→ Task details: From the records below, copy every line that contains the word "name".

=== Dataset records ===

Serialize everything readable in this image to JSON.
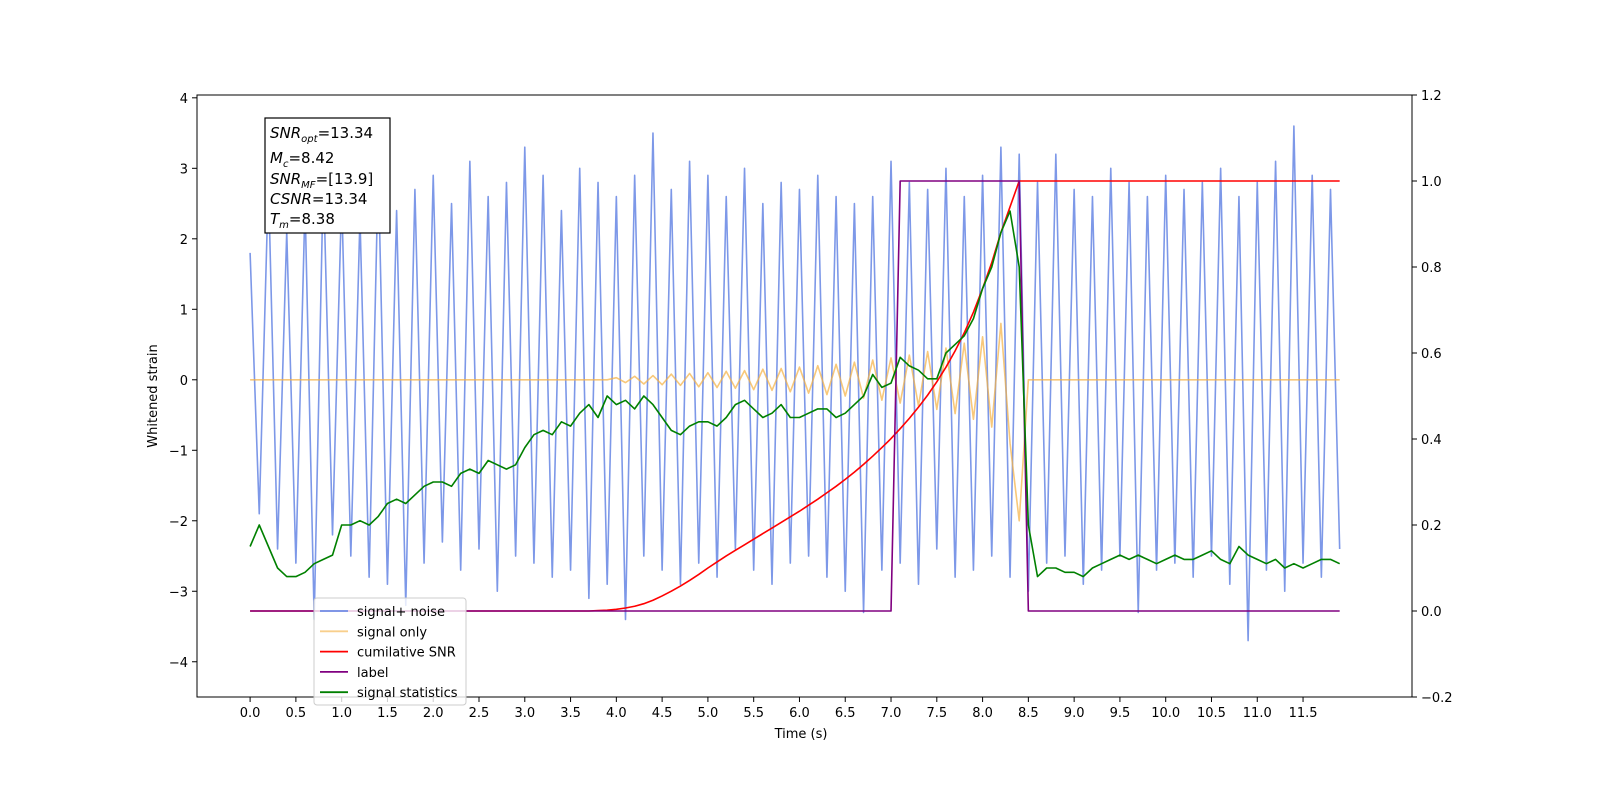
{
  "chart_data": {
    "type": "line",
    "xlabel": "Time (s)",
    "ylabel": "Whitened strain",
    "xlim": [
      -0.58,
      12.69
    ],
    "ylim": [
      -4.5,
      4.04
    ],
    "y2lim": [
      -0.2,
      1.2
    ],
    "xticks": [
      {
        "value": 0,
        "label": "0.0"
      },
      0.5,
      {
        "value": 1,
        "label": "1.0"
      },
      1.5,
      {
        "value": 2,
        "label": "2.0"
      },
      2.5,
      {
        "value": 3,
        "label": "3.0"
      },
      3.5,
      {
        "value": 4,
        "label": "4.0"
      },
      4.5,
      {
        "value": 5,
        "label": "5.0"
      },
      5.5,
      {
        "value": 6,
        "label": "6.0"
      },
      6.5,
      {
        "value": 7,
        "label": "7.0"
      },
      7.5,
      {
        "value": 8,
        "label": "8.0"
      },
      8.5,
      {
        "value": 9,
        "label": "9.0"
      },
      9.5,
      {
        "value": 10,
        "label": "10.0"
      },
      10.5,
      {
        "value": 11,
        "label": "11.0"
      },
      11.5
    ],
    "yticks": [
      {
        "value": -4,
        "label": "−4"
      },
      {
        "value": -3,
        "label": "−3"
      },
      {
        "value": -2,
        "label": "−2"
      },
      {
        "value": -1,
        "label": "−1"
      },
      0,
      1,
      2,
      3,
      4
    ],
    "y2ticks": [
      {
        "value": -0.2,
        "label": "−0.2"
      },
      {
        "value": 0,
        "label": "0.0"
      },
      0.2,
      0.4,
      0.6,
      0.8,
      {
        "value": 1,
        "label": "1.0"
      },
      1.2
    ],
    "legend": "lower left",
    "annotation": [
      {
        "name": "SNR",
        "sub": "opt",
        "text": "=13.34"
      },
      {
        "name": "M",
        "sub": "c",
        "text": "=8.42"
      },
      {
        "name": "SNR",
        "sub": "MF",
        "text": "=[13.9]"
      },
      {
        "name": "CSNR",
        "text": "=13.34"
      },
      {
        "name": "T",
        "sub": "m",
        "text": "=8.38"
      }
    ],
    "x": [
      0,
      0.1,
      0.2,
      0.3,
      0.4,
      0.5,
      0.6,
      0.7,
      0.8,
      0.9,
      1,
      1.1,
      1.2,
      1.3,
      1.4,
      1.5,
      1.6,
      1.7,
      1.8,
      1.9,
      2,
      2.1,
      2.2,
      2.3,
      2.4,
      2.5,
      2.6,
      2.7,
      2.8,
      2.9,
      3,
      3.1,
      3.2,
      3.3,
      3.4,
      3.5,
      3.6,
      3.7,
      3.8,
      3.9,
      4,
      4.1,
      4.2,
      4.3,
      4.4,
      4.5,
      4.6,
      4.7,
      4.8,
      4.9,
      5,
      5.1,
      5.2,
      5.3,
      5.4,
      5.5,
      5.6,
      5.7,
      5.8,
      5.9,
      6,
      6.1,
      6.2,
      6.3,
      6.4,
      6.5,
      6.6,
      6.7,
      6.8,
      6.9,
      7,
      7.1,
      7.2,
      7.3,
      7.4,
      7.5,
      7.6,
      7.7,
      7.8,
      7.9,
      8,
      8.1,
      8.2,
      8.3,
      8.4,
      8.5,
      8.6,
      8.7,
      8.8,
      8.9,
      9,
      9.1,
      9.2,
      9.3,
      9.4,
      9.5,
      9.6,
      9.7,
      9.8,
      9.9,
      10,
      10.1,
      10.2,
      10.3,
      10.4,
      10.5,
      10.6,
      10.7,
      10.8,
      10.9,
      11,
      11.1,
      11.2,
      11.3,
      11.4,
      11.5,
      11.6,
      11.7,
      11.8,
      11.9
    ],
    "series": [
      {
        "name": "signal+ noise",
        "color": "#6f8de6",
        "axis": "y",
        "values": [
          1.8,
          -1.9,
          2.8,
          -2.4,
          2.1,
          -2.6,
          2.5,
          -3.4,
          2.9,
          -2.2,
          2.6,
          -2.5,
          2.3,
          -2.8,
          3.0,
          -2.9,
          2.4,
          -3.2,
          2.7,
          -2.6,
          2.9,
          -2.3,
          2.5,
          -2.7,
          3.1,
          -2.4,
          2.6,
          -3.0,
          2.8,
          -2.5,
          3.3,
          -2.6,
          2.9,
          -2.8,
          2.4,
          -2.7,
          3.0,
          -3.1,
          2.8,
          -2.9,
          2.6,
          -3.4,
          2.9,
          -2.5,
          3.5,
          -2.7,
          2.7,
          -2.9,
          3.1,
          -2.6,
          2.9,
          -2.8,
          2.6,
          -2.4,
          3.0,
          -2.7,
          2.5,
          -2.9,
          2.8,
          -2.6,
          2.7,
          -2.5,
          2.9,
          -2.8,
          2.6,
          -3.0,
          2.5,
          -3.3,
          2.6,
          -2.7,
          3.1,
          -2.6,
          2.8,
          -2.9,
          2.7,
          -2.4,
          3.0,
          -2.8,
          2.6,
          -2.7,
          2.9,
          -2.5,
          3.3,
          -2.8,
          3.2,
          -3.0,
          2.8,
          -2.6,
          3.2,
          -2.5,
          2.7,
          -2.9,
          2.6,
          -2.7,
          3.0,
          -2.5,
          2.8,
          -3.3,
          2.6,
          -2.7,
          2.9,
          -2.6,
          2.7,
          -2.8,
          2.8,
          -2.5,
          3.0,
          -2.9,
          2.6,
          -3.7,
          2.8,
          -2.7,
          3.1,
          -3.0,
          3.6,
          -2.6,
          2.9,
          -2.8,
          2.7,
          -2.4
        ]
      },
      {
        "name": "signal only",
        "color": "#f5b041",
        "axis": "y",
        "values": [
          0,
          0,
          0,
          0,
          0,
          0,
          0,
          0,
          0,
          0,
          0,
          0,
          0,
          0,
          0,
          0,
          0,
          0,
          0,
          0,
          0,
          0,
          0,
          0,
          0,
          0,
          0,
          0,
          0,
          0,
          0,
          0,
          0,
          0,
          0,
          0,
          0,
          0,
          0,
          0,
          0.03,
          -0.04,
          0.05,
          -0.06,
          0.06,
          -0.07,
          0.08,
          -0.08,
          0.09,
          -0.1,
          0.1,
          -0.11,
          0.12,
          -0.12,
          0.13,
          -0.14,
          0.15,
          -0.15,
          0.16,
          -0.17,
          0.18,
          -0.19,
          0.2,
          -0.21,
          0.22,
          -0.23,
          0.25,
          -0.26,
          0.28,
          -0.29,
          0.31,
          -0.33,
          0.35,
          -0.37,
          0.4,
          -0.42,
          0.45,
          -0.48,
          0.52,
          -0.56,
          0.61,
          -0.67,
          0.8,
          -0.9,
          -2.0,
          0,
          0,
          0,
          0,
          0,
          0,
          0,
          0,
          0,
          0,
          0,
          0,
          0,
          0,
          0,
          0,
          0,
          0,
          0,
          0,
          0,
          0,
          0,
          0,
          0,
          0,
          0,
          0,
          0,
          0,
          0,
          0,
          0,
          0,
          0
        ]
      },
      {
        "name": "cumilative SNR",
        "color": "#ff0000",
        "axis": "y2",
        "values": [
          0,
          0,
          0,
          0,
          0,
          0,
          0,
          0,
          0,
          0,
          0,
          0,
          0,
          0,
          0,
          0,
          0,
          0,
          0,
          0,
          0,
          0,
          0,
          0,
          0,
          0,
          0,
          0,
          0,
          0,
          0,
          0,
          0,
          0,
          0,
          0,
          0,
          0,
          0.001,
          0.002,
          0.004,
          0.007,
          0.011,
          0.017,
          0.025,
          0.035,
          0.046,
          0.058,
          0.071,
          0.085,
          0.1,
          0.114,
          0.128,
          0.141,
          0.154,
          0.167,
          0.18,
          0.193,
          0.206,
          0.219,
          0.232,
          0.246,
          0.26,
          0.275,
          0.29,
          0.306,
          0.323,
          0.341,
          0.36,
          0.38,
          0.401,
          0.424,
          0.448,
          0.474,
          0.502,
          0.533,
          0.567,
          0.605,
          0.647,
          0.695,
          0.75,
          0.81,
          0.88,
          0.94,
          1,
          1,
          1,
          1,
          1,
          1,
          1,
          1,
          1,
          1,
          1,
          1,
          1,
          1,
          1,
          1,
          1,
          1,
          1,
          1,
          1,
          1,
          1,
          1,
          1,
          1,
          1,
          1,
          1,
          1,
          1,
          1,
          1,
          1,
          1,
          1
        ]
      },
      {
        "name": "label",
        "color": "#800080",
        "axis": "y2",
        "values": [
          0,
          0,
          0,
          0,
          0,
          0,
          0,
          0,
          0,
          0,
          0,
          0,
          0,
          0,
          0,
          0,
          0,
          0,
          0,
          0,
          0,
          0,
          0,
          0,
          0,
          0,
          0,
          0,
          0,
          0,
          0,
          0,
          0,
          0,
          0,
          0,
          0,
          0,
          0,
          0,
          0,
          0,
          0,
          0,
          0,
          0,
          0,
          0,
          0,
          0,
          0,
          0,
          0,
          0,
          0,
          0,
          0,
          0,
          0,
          0,
          0,
          0,
          0,
          0,
          0,
          0,
          0,
          0,
          0,
          0,
          0,
          1,
          1,
          1,
          1,
          1,
          1,
          1,
          1,
          1,
          1,
          1,
          1,
          1,
          1,
          0,
          0,
          0,
          0,
          0,
          0,
          0,
          0,
          0,
          0,
          0,
          0,
          0,
          0,
          0,
          0,
          0,
          0,
          0,
          0,
          0,
          0,
          0,
          0,
          0,
          0,
          0,
          0,
          0,
          0,
          0,
          0,
          0,
          0,
          0
        ]
      },
      {
        "name": "signal statistics",
        "color": "#008000",
        "axis": "y2",
        "values": [
          0.15,
          0.2,
          0.15,
          0.1,
          0.08,
          0.08,
          0.09,
          0.11,
          0.12,
          0.13,
          0.2,
          0.2,
          0.21,
          0.2,
          0.22,
          0.25,
          0.26,
          0.25,
          0.27,
          0.29,
          0.3,
          0.3,
          0.29,
          0.32,
          0.33,
          0.32,
          0.35,
          0.34,
          0.33,
          0.34,
          0.38,
          0.41,
          0.42,
          0.41,
          0.44,
          0.43,
          0.46,
          0.48,
          0.45,
          0.5,
          0.48,
          0.49,
          0.47,
          0.5,
          0.48,
          0.45,
          0.42,
          0.41,
          0.43,
          0.44,
          0.44,
          0.43,
          0.45,
          0.48,
          0.49,
          0.47,
          0.45,
          0.46,
          0.48,
          0.45,
          0.45,
          0.46,
          0.47,
          0.47,
          0.45,
          0.46,
          0.48,
          0.5,
          0.55,
          0.52,
          0.53,
          0.59,
          0.57,
          0.56,
          0.54,
          0.54,
          0.6,
          0.62,
          0.64,
          0.68,
          0.75,
          0.8,
          0.88,
          0.93,
          0.8,
          0.2,
          0.08,
          0.1,
          0.1,
          0.09,
          0.09,
          0.08,
          0.1,
          0.11,
          0.12,
          0.13,
          0.12,
          0.13,
          0.12,
          0.11,
          0.12,
          0.13,
          0.12,
          0.12,
          0.13,
          0.14,
          0.12,
          0.11,
          0.15,
          0.13,
          0.12,
          0.11,
          0.12,
          0.1,
          0.11,
          0.1,
          0.11,
          0.12,
          0.12,
          0.11
        ]
      }
    ]
  }
}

===

→ Full response:
        "name": "SNR",
        "name": "M",
        "name": "SNR",
        "name": "CSNR",
        "name": "T",
        "name": "signal+ noise",
        "name": "signal only",
        "name": "cumilative SNR",
        "name": "label",
        "name": "signal statistics",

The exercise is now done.